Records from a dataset
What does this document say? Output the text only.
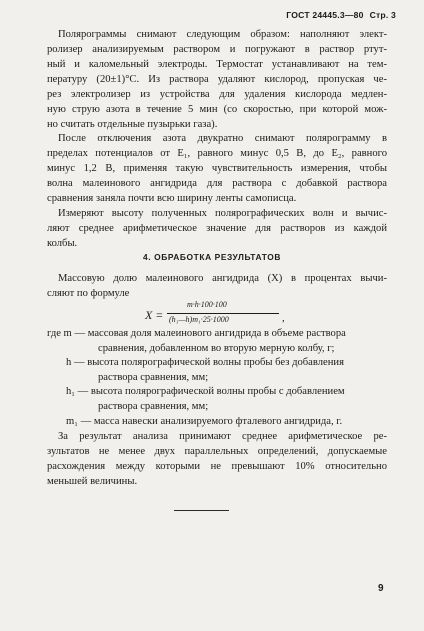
ГОСТ 24445.3—80 Стр. 3
Полярограммы снимают следующим образом: наполняют элект-
ролизер анализируемым раствором и погружают в раствор ртут-
ный и каломельный электроды. Термостат устанавливают на тем-
пературу (20±1)°С. Из раствора удаляют кислород, пропуская че-
рез электролизер из устройства для удаления кислорода медлен-
ную струю азота в течение 5 мин (со скоростью, при которой мож-
но считать отдельные пузырьки газа).
После отключения азота двукратно снимают полярограмму в
пределах потенциалов от E₁, равного минус 0,5 В, до E₂, равного
минус 1,2 В, применяя такую чувствительность измерения, чтобы
волна малеинового ангидрида для раствора с добавкой раствора
сравнения заняла почти всю ширину ленты самописца.
Измеряют высоту полученных полярографических волн и вычис-
ляют среднее арифметическое значение для растворов из каждой
колбы.
4. ОБРАБОТКА РЕЗУЛЬТАТОВ
Массовую долю малеинового ангидрида (X) в процентах вычи-
сляют по формуле
X =
m·h·100·100
(h₁—h)m₁·25·1000	,
где m — массовая доля малеинового ангидрида в объеме раствора
сравнения, добавленном во вторую мерную колбу, г;
h — высота полярографической волны пробы без добавления
раствора сравнения, мм;
h₁ — высота полярографической волны пробы с добавлением
раствора сравнения, мм;
m₁ — масса навески анализируемого фталевого ангидрида, г.
За результат анализа принимают среднее арифметическое ре-
зультатов не менее двух параллельных определений, допускаемые
расхождения между которыми не превышают 10% относительно
меньшей величины.
9
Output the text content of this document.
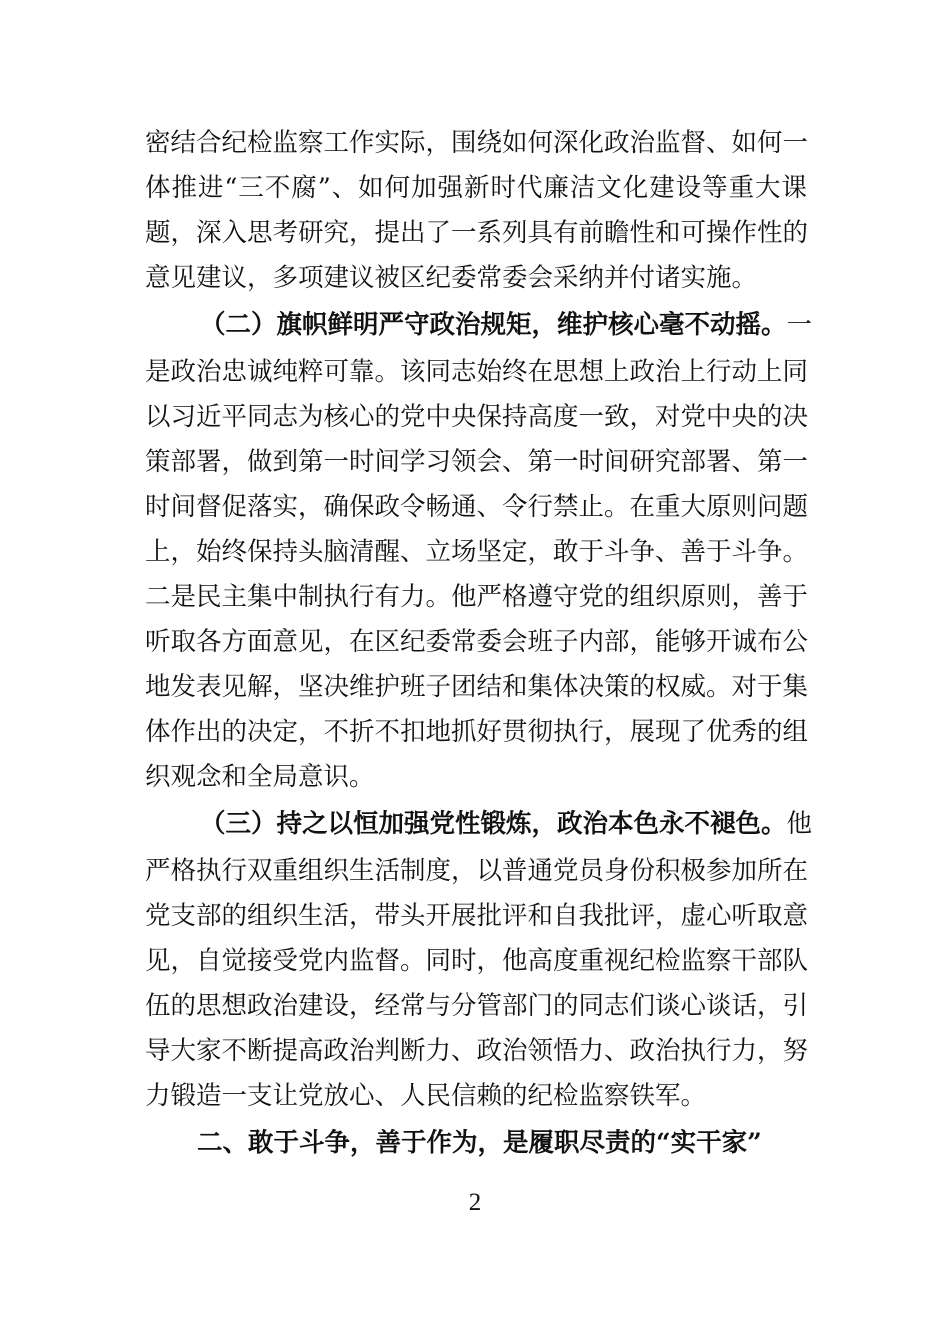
密结合纪检监察工作实际，围绕如何深化政治监督、如何一
体推进“三不腐”、如何加强新时代廉洁文化建设等重大课
题，深入思考研究，提出了一系列具有前瞻性和可操作性的
意见建议，多项建议被区纪委常委会采纳并付诸实施。
（二）旗帜鲜明严守政治规矩，维护核心毫不动摇。一
是政治忠诚纯粹可靠。该同志始终在思想上政治上行动上同
以习近平同志为核心的党中央保持高度一致，对党中央的决
策部署，做到第一时间学习领会、第一时间研究部署、第一
时间督促落实，确保政令畅通、令行禁止。在重大原则问题
上，始终保持头脑清醒、立场坚定，敢于斗争、善于斗争。
二是民主集中制执行有力。他严格遵守党的组织原则，善于
听取各方面意见，在区纪委常委会班子内部，能够开诚布公
地发表见解，坚决维护班子团结和集体决策的权威。对于集
体作出的决定，不折不扣地抓好贯彻执行，展现了优秀的组
织观念和全局意识。
（三）持之以恒加强党性锻炼，政治本色永不褪色。他
严格执行双重组织生活制度，以普通党员身份积极参加所在
党支部的组织生活，带头开展批评和自我批评，虚心听取意
见，自觉接受党内监督。同时，他高度重视纪检监察干部队
伍的思想政治建设，经常与分管部门的同志们谈心谈话，引
导大家不断提高政治判断力、政治领悟力、政治执行力，努
力锻造一支让党放心、人民信赖的纪检监察铁军。
二、敢于斗争，善于作为，是履职尽责的“实干家”
2
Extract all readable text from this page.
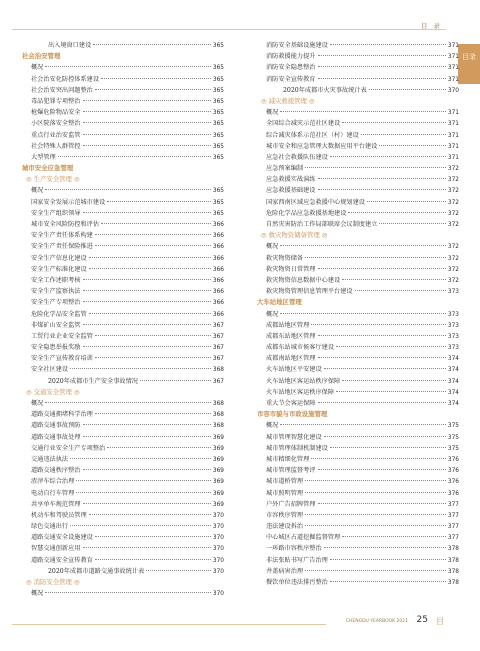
目 录
目录
出入境窗口建设	365
社会治安管理
概况	365
社会治安化防控体系建设	365
社会治安突出问题整治	365
毒品犯罪专项整治	365
枪爆危险物品安全	365
小区院落安全整治	365
重点行业治安监管	365
社会特殊人群管控	365
大型管理	365
城市安全应急管理
◎ 生产安全管理 ◎
概况	365
国家安全发展示范城市建设	365
安全生产组织领导	365
城市安全风险防控和评估	366
安全生产责任体系构建	366
安全生产责任保险推进	366
安全生产信息化建设	366
安全生产标准化建设	366
安全工作述职考核	366
安全生产监察执法	366
安全生产专项整治	366
危险化学品安全监管	366
非煤矿山安全监管	367
工贸行业企业安全监管	367
安全隐患举报奖励	367
安全生产宣传教育培训	367
安全社区建设	368
2020年成都市生产安全事故情况	367
◎ 交通安全管理 ◎
概况	368
道路交通拥堵科学治理	368
道路交通事故预防	368
道路交通事故处理	369
交通行业安全生产专项整治	369
交通违法执法	369
道路交通秩序整治	369
渣滓车综合治理	369
电动自行车管理	369
共享单车规范管理	369
机动车和驾驶员管理	370
绿色交通出行	370
道路交通安全设施建设	370
智慧交通创新应用	370
道路交通安全宣传教育	370
2020年成都市道路交通事故统计表	370
◎ 消防安全管理 ◎
概况	370
消防安全基础设施建设	371
消防救援能力提升	371
消防安全隐患整治	371
消防安全宣传教育	371
2020年成都市火灾事故统计表	370
◎ 减灾救援管理 ◎
概况	371
全国综合减灾示范社区建设	371
综合减灾体系示范社区（村）建设	371
城市安全和应急管理大数据应用平台建设	371
应急社会救援队伍建设	371
应急预案编制	372
应急救援实战演练	372
应急救援基础建设	372
国家西南区域应急救援中心规划建设	372
危险化学品应急救援基地建设	372
自然灾害防治工作局部联席会议制度建立	372
◎ 救灾物资储备管理 ◎
概况	372
救灾物资储备	372
救灾物资日常管理	372
救灾物资信息数据中心建设	372
救灾物资管理信息管理平台建设	373
大车站地区管理
概况	373
成都站地区管理	373
成都东站地区管理	373
成都东站城市候客厅建设	373
成都南站地区管理	374
火车站地区平安建设	374
火车站地区客运站秩序保障	374
火车站地区客运秩序保障	374
重大节会客运保障	374
市容市貌与市政设施管理
概况	375
城市管理智慧化建设	375
城市管理体制机制建设	375
城市精细化管理	376
城市管理监督考评	376
城市道桥管理	376
城市照明管理	376
户外广告招牌管理	377
市容秩序管理	377
违法建设拆治	377
中心城区占道挖掘监督管理	377
一环路市容秩序整治	378
非法张贴书写广告治理	378
井盖病害治理	378
餐饮单位违法排污整治	378
CHENGDU YEARBOOK 2021 25 目
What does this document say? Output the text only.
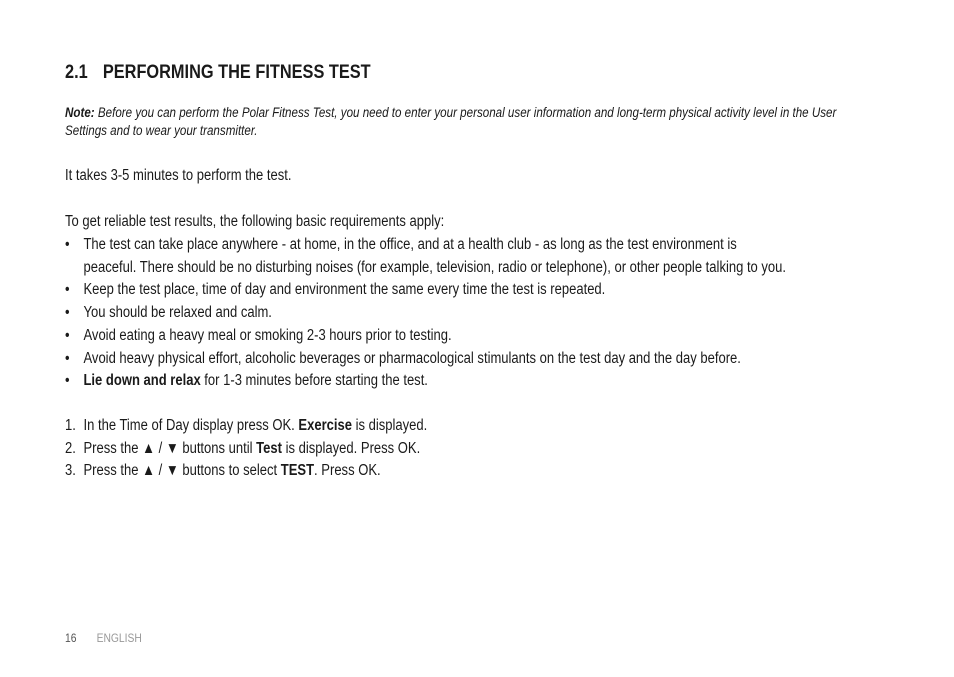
2.1 PERFORMING THE FITNESS TEST
Note: Before you can perform the Polar Fitness Test, you need to enter your personal user information and long-term physical activity level in the User Settings and to wear your transmitter.
It takes 3-5 minutes to perform the test.
To get reliable test results, the following basic requirements apply:
• The test can take place anywhere - at home, in the office, and at a health club - as long as the test environment is
peaceful. There should be no disturbing noises (for example, television, radio or telephone), or other people talking to you.
• Keep the test place, time of day and environment the same every time the test is repeated.
• You should be relaxed and calm.
• Avoid eating a heavy meal or smoking 2-3 hours prior to testing.
• Avoid heavy physical effort, alcoholic beverages or pharmacological stimulants on the test day and the day before.
• Lie down and relax for 1-3 minutes before starting the test.
1. In the Time of Day display press OK. Exercise is displayed.
2. Press the ▲ / ▼ buttons until Test is displayed. Press OK.
3. Press the ▲ / ▼ buttons to select TEST. Press OK.
16 ENGLISH
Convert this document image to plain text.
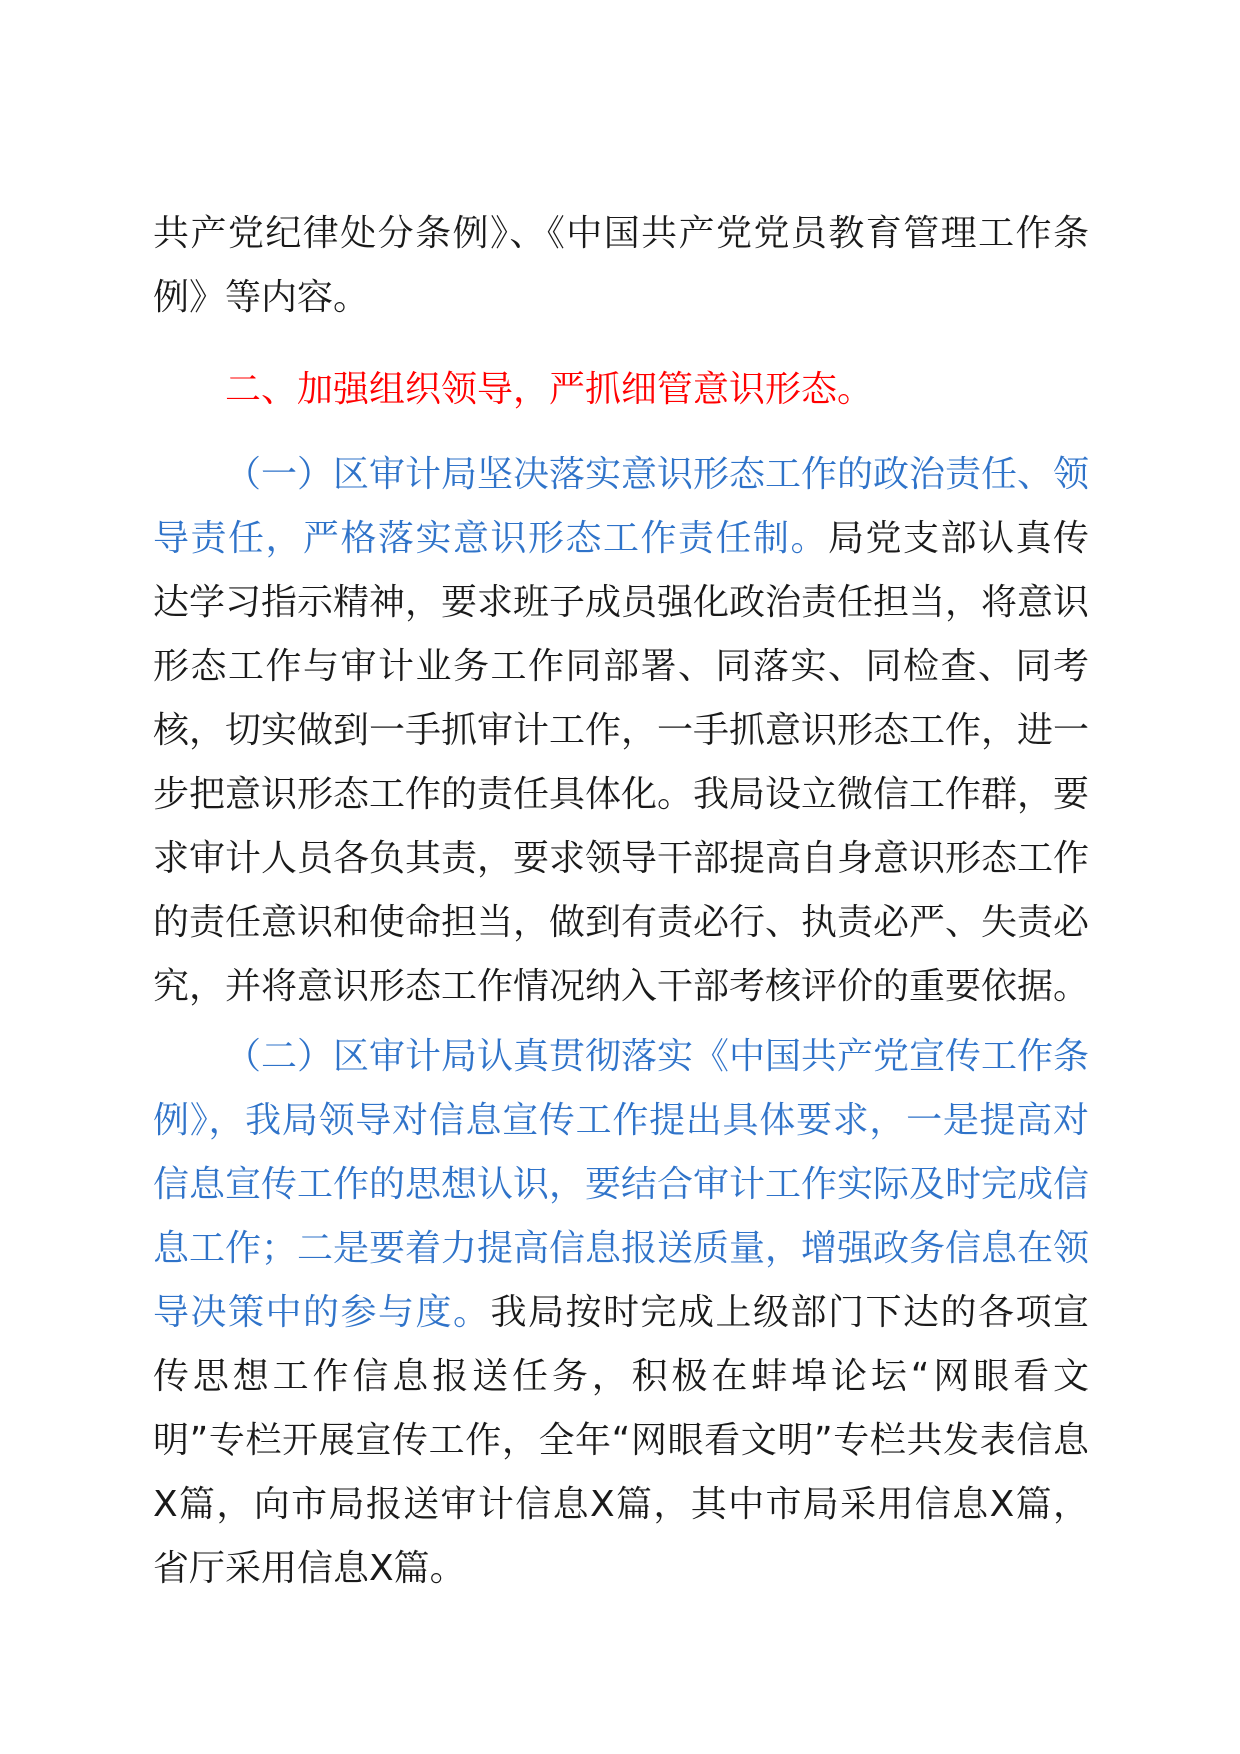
共产党纪律处分条例》、《中国共产党党员教育管理工作条例》等内容。

二、加强组织领导，严抓细管意识形态。

（一）区审计局坚决落实意识形态工作的政治责任、领导责任，严格落实意识形态工作责任制。局党支部认真传达学习指示精神，要求班子成员强化政治责任担当，将意识形态工作与审计业务工作同部署、同落实、同检查、同考核，切实做到一手抓审计工作，一手抓意识形态工作，进一步把意识形态工作的责任具体化。我局设立微信工作群，要求审计人员各负其责，要求领导干部提高自身意识形态工作的责任意识和使命担当，做到有责必行、执责必严、失责必究，并将意识形态工作情况纳入干部考核评价的重要依据。

（二）区审计局认真贯彻落实《中国共产党宣传工作条例》，我局领导对信息宣传工作提出具体要求，一是提高对信息宣传工作的思想认识，要结合审计工作实际及时完成信息工作；二是要着力提高信息报送质量，增强政务信息在领导决策中的参与度。我局按时完成上级部门下达的各项宣传思想工作信息报送任务，积极在蚌埠论坛“网眼看文明”专栏开展宣传工作，全年“网眼看文明”专栏共发表信息X篇，向市局报送审计信息X篇，其中市局采用信息X篇，省厅采用信息X篇。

- EXERCISE INSTRUCTIONS
Identify the lines that hold the word "long". Copy every one of them.

- FINISHED EXERCISE
Note: Before you can perform the Polar Fitness Test, you need to enter your personal user information and long-term physical activity level in the User Settings and to wear your transmitter.
• The test can take place anywhere - at home, in the office, and at a health club - as long as the test environment is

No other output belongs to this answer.